STATED TASK 1: Which RFC describes FTPS, according to the article overview below?
--- EXTRACT ---
Describing an alternative method to FTP over TLS by the use of WebDav over TLS published through ISA 2006 Firewall - Part 1 - Overview
In this article we will describe an alternative method to FTPS(FTP over TLS).
A lot of people use WebDav over TLS for viewing files and easily manage them(drag and drop). It's actually quite popular among universities for example.
The old FTP protocol does not meet the security requirements for transfering files over an insecure connection. FTP over TLS can perform secure file transfers. It uses SSL/TLS to encrypt the control and/or data channels. RFC4217 Securing FTP with TLS, an "Internet Official Protocol Standards" (STD 1), describes FTPS.
Before moving to WebDav let's first discuss FTP and FTPS. You can skip this part but I think is quite useful to put a couple of pictures along with a few comments about FTP and FTPS.
--- SOURCE RECORDS ---
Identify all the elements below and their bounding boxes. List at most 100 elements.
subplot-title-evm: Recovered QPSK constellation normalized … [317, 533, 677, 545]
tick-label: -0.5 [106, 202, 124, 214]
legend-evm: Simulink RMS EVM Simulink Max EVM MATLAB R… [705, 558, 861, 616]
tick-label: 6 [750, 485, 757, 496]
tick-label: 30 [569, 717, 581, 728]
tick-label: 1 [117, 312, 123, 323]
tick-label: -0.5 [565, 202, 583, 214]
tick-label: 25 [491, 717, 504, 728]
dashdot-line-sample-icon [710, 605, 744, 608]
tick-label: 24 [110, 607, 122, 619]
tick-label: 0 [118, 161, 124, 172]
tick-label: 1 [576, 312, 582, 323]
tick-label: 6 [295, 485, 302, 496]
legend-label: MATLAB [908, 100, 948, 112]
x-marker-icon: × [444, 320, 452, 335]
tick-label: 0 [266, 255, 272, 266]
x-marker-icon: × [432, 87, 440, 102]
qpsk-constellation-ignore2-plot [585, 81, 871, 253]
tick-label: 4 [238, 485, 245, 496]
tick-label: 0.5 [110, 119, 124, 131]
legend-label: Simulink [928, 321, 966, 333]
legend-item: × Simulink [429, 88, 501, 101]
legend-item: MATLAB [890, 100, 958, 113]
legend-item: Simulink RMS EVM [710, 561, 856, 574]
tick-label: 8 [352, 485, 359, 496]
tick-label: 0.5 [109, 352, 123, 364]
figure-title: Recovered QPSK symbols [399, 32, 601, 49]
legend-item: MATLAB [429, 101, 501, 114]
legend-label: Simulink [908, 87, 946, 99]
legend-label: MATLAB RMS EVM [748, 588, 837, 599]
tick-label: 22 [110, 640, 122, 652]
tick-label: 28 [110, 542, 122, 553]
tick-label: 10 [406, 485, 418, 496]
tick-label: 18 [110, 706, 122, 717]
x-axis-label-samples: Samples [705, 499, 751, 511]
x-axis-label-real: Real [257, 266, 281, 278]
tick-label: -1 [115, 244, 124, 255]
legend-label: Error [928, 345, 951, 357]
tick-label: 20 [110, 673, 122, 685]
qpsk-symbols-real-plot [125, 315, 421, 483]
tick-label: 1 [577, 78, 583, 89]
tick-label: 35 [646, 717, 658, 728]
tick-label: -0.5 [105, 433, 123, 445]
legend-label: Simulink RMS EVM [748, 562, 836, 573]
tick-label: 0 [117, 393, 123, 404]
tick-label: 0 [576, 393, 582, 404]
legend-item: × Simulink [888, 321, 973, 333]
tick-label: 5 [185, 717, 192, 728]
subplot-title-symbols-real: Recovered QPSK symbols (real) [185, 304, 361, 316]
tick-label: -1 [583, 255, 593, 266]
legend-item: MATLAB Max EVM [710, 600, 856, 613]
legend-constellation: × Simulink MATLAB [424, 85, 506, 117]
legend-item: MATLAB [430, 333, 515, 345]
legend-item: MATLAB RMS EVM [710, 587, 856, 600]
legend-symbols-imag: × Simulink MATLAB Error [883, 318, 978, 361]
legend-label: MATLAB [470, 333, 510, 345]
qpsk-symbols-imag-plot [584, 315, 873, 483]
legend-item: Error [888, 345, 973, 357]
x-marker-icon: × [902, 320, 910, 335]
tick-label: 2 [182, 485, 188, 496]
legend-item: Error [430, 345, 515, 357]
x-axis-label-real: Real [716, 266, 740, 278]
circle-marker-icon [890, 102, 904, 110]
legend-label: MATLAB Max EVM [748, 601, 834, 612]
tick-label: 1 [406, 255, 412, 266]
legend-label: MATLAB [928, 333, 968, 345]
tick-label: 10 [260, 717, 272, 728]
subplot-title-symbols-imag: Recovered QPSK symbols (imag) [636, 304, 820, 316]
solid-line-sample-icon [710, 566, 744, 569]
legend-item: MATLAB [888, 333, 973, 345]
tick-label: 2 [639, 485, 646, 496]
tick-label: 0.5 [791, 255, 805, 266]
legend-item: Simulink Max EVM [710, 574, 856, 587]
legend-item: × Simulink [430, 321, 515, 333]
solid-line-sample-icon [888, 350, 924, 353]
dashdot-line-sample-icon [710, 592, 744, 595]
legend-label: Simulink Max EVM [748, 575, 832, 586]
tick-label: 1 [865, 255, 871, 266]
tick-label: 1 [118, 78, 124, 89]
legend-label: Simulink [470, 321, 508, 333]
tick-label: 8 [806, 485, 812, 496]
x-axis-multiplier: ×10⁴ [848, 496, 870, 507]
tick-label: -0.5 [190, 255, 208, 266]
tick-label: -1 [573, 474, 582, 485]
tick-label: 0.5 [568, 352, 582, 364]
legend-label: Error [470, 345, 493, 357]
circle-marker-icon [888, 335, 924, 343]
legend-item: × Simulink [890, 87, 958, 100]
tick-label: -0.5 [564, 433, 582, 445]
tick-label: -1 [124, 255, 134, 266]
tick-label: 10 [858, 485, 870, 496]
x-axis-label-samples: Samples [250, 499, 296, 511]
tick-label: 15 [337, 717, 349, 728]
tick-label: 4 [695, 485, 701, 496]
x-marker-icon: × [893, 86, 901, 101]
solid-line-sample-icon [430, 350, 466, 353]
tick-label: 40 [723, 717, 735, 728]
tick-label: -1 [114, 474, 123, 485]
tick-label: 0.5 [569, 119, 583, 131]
---
STATED TASK 2: Please pull out every row above that contains the string "icon". Case counts.

WRITTEN REPLY 1: RFC4217, Securing FTP with TLS.

WRITTEN REPLY 2:
dashdot-line-sample-icon [710, 605, 744, 608]
x-marker-icon: × [444, 320, 452, 335]
x-marker-icon: × [432, 87, 440, 102]
x-marker-icon: × [902, 320, 910, 335]
circle-marker-icon [890, 102, 904, 110]
solid-line-sample-icon [710, 566, 744, 569]
solid-line-sample-icon [888, 350, 924, 353]
dashdot-line-sample-icon [710, 592, 744, 595]
circle-marker-icon [888, 335, 924, 343]
x-marker-icon: × [893, 86, 901, 101]
solid-line-sample-icon [430, 350, 466, 353]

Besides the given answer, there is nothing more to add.